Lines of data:
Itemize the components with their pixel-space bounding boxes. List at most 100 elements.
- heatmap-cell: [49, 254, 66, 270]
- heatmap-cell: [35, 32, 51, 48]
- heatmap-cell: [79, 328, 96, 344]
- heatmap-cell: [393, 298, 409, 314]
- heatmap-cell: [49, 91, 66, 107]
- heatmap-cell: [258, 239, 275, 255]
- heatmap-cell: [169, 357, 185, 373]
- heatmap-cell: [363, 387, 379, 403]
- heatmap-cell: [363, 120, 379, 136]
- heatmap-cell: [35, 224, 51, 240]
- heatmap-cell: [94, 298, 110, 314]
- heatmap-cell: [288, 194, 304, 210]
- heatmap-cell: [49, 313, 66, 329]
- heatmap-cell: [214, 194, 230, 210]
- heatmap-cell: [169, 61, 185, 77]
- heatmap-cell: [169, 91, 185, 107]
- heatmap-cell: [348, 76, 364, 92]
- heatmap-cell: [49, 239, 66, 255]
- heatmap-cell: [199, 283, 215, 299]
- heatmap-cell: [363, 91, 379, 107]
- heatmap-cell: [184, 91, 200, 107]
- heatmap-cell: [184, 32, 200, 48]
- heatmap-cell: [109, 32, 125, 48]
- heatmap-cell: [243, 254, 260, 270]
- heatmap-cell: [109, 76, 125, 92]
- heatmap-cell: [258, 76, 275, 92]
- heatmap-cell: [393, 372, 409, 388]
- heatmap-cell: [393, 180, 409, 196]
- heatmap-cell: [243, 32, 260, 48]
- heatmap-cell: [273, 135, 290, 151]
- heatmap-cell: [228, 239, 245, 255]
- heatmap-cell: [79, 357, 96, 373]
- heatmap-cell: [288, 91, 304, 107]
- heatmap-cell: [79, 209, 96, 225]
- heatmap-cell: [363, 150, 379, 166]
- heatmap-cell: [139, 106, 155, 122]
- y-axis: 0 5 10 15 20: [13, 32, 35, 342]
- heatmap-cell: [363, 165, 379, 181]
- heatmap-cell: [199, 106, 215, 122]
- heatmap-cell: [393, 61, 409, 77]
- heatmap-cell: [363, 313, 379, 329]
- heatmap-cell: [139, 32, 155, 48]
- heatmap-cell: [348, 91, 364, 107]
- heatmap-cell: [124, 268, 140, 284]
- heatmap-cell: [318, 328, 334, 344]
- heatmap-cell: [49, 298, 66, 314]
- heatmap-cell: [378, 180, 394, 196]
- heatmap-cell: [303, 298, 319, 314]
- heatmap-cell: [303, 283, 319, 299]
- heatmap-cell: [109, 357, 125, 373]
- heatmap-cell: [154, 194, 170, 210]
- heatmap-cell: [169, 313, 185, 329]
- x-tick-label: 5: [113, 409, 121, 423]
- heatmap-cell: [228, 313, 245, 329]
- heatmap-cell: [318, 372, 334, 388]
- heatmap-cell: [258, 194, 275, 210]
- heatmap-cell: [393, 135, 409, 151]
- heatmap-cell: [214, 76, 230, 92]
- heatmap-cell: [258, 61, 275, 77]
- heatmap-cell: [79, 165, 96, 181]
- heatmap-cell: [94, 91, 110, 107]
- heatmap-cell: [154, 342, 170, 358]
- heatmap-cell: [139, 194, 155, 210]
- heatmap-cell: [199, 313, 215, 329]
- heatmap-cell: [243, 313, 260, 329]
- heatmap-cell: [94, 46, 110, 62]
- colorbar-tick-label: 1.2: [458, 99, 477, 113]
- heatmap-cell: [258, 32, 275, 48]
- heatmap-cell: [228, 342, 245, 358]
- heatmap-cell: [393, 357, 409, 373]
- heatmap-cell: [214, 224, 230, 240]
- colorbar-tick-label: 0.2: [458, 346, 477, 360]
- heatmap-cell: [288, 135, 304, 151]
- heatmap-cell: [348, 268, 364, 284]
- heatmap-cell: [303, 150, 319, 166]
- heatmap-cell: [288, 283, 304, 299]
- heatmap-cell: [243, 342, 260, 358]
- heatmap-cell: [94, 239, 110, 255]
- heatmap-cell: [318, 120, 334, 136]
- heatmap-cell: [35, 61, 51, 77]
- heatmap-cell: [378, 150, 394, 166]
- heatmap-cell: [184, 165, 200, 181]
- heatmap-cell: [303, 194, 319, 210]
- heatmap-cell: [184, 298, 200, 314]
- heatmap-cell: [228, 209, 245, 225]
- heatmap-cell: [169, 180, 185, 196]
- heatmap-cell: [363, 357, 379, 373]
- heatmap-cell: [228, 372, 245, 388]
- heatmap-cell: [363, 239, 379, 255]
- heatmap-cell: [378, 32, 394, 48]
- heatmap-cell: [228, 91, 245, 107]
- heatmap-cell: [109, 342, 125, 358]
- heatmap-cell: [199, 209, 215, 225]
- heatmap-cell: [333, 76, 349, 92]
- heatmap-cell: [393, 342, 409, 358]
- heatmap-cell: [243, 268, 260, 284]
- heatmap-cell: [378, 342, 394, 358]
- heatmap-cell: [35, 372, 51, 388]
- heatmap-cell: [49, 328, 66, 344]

Exercise
Please rewrite all of the records, putting "scale-tick-label" wherever "colorbar-tick-label" appears and leaving everything else unchanged.

Written answer
Itemize the components with their pixel-space bounding boxes. List at most 100 elements.
- heatmap-cell: [49, 254, 66, 270]
- heatmap-cell: [35, 32, 51, 48]
- heatmap-cell: [79, 328, 96, 344]
- heatmap-cell: [393, 298, 409, 314]
- heatmap-cell: [49, 91, 66, 107]
- heatmap-cell: [258, 239, 275, 255]
- heatmap-cell: [169, 357, 185, 373]
- heatmap-cell: [363, 387, 379, 403]
- heatmap-cell: [363, 120, 379, 136]
- heatmap-cell: [35, 224, 51, 240]
- heatmap-cell: [94, 298, 110, 314]
- heatmap-cell: [288, 194, 304, 210]
- heatmap-cell: [49, 313, 66, 329]
- heatmap-cell: [214, 194, 230, 210]
- heatmap-cell: [169, 61, 185, 77]
- heatmap-cell: [169, 91, 185, 107]
- heatmap-cell: [348, 76, 364, 92]
- heatmap-cell: [49, 239, 66, 255]
- heatmap-cell: [199, 283, 215, 299]
- heatmap-cell: [363, 91, 379, 107]
- heatmap-cell: [184, 91, 200, 107]
- heatmap-cell: [184, 32, 200, 48]
- heatmap-cell: [109, 32, 125, 48]
- heatmap-cell: [243, 254, 260, 270]
- heatmap-cell: [109, 76, 125, 92]
- heatmap-cell: [258, 76, 275, 92]
- heatmap-cell: [393, 372, 409, 388]
- heatmap-cell: [393, 180, 409, 196]
- heatmap-cell: [243, 32, 260, 48]
- heatmap-cell: [273, 135, 290, 151]
- heatmap-cell: [228, 239, 245, 255]
- heatmap-cell: [79, 357, 96, 373]
- heatmap-cell: [288, 91, 304, 107]
- heatmap-cell: [79, 209, 96, 225]
- heatmap-cell: [363, 150, 379, 166]
- heatmap-cell: [139, 106, 155, 122]
- y-axis: 0 5 10 15 20: [13, 32, 35, 342]
- heatmap-cell: [363, 165, 379, 181]
- heatmap-cell: [199, 106, 215, 122]
- heatmap-cell: [393, 61, 409, 77]
- heatmap-cell: [363, 313, 379, 329]
- heatmap-cell: [139, 32, 155, 48]
- heatmap-cell: [348, 91, 364, 107]
- heatmap-cell: [124, 268, 140, 284]
- heatmap-cell: [318, 328, 334, 344]
- heatmap-cell: [49, 298, 66, 314]
- heatmap-cell: [378, 180, 394, 196]
- heatmap-cell: [303, 298, 319, 314]
- heatmap-cell: [303, 283, 319, 299]
- heatmap-cell: [109, 357, 125, 373]
- heatmap-cell: [154, 194, 170, 210]
- heatmap-cell: [169, 313, 185, 329]
- x-tick-label: 5: [113, 409, 121, 423]
- heatmap-cell: [228, 313, 245, 329]
- heatmap-cell: [318, 372, 334, 388]
- heatmap-cell: [258, 194, 275, 210]
- heatmap-cell: [393, 135, 409, 151]
- heatmap-cell: [214, 76, 230, 92]
- heatmap-cell: [258, 61, 275, 77]
- heatmap-cell: [79, 165, 96, 181]
- heatmap-cell: [94, 91, 110, 107]
- heatmap-cell: [154, 342, 170, 358]
- heatmap-cell: [139, 194, 155, 210]
- heatmap-cell: [199, 313, 215, 329]
- heatmap-cell: [243, 313, 260, 329]
- heatmap-cell: [94, 46, 110, 62]
- scale-tick-label: 1.2: [458, 99, 477, 113]
- heatmap-cell: [258, 32, 275, 48]
- heatmap-cell: [228, 342, 245, 358]
- heatmap-cell: [393, 357, 409, 373]
- heatmap-cell: [214, 224, 230, 240]
- scale-tick-label: 0.2: [458, 346, 477, 360]
- heatmap-cell: [288, 135, 304, 151]
- heatmap-cell: [348, 268, 364, 284]
- heatmap-cell: [303, 150, 319, 166]
- heatmap-cell: [288, 283, 304, 299]
- heatmap-cell: [243, 342, 260, 358]
- heatmap-cell: [94, 239, 110, 255]
- heatmap-cell: [318, 120, 334, 136]
- heatmap-cell: [35, 61, 51, 77]
- heatmap-cell: [378, 150, 394, 166]
- heatmap-cell: [184, 165, 200, 181]
- heatmap-cell: [303, 194, 319, 210]
- heatmap-cell: [184, 298, 200, 314]
- heatmap-cell: [228, 209, 245, 225]
- heatmap-cell: [169, 180, 185, 196]
- heatmap-cell: [363, 357, 379, 373]
- heatmap-cell: [228, 372, 245, 388]
- heatmap-cell: [363, 239, 379, 255]
- heatmap-cell: [378, 32, 394, 48]
- heatmap-cell: [228, 91, 245, 107]
- heatmap-cell: [109, 342, 125, 358]
- heatmap-cell: [199, 209, 215, 225]
- heatmap-cell: [333, 76, 349, 92]
- heatmap-cell: [393, 342, 409, 358]
- heatmap-cell: [243, 268, 260, 284]
- heatmap-cell: [378, 342, 394, 358]
- heatmap-cell: [35, 372, 51, 388]
- heatmap-cell: [49, 328, 66, 344]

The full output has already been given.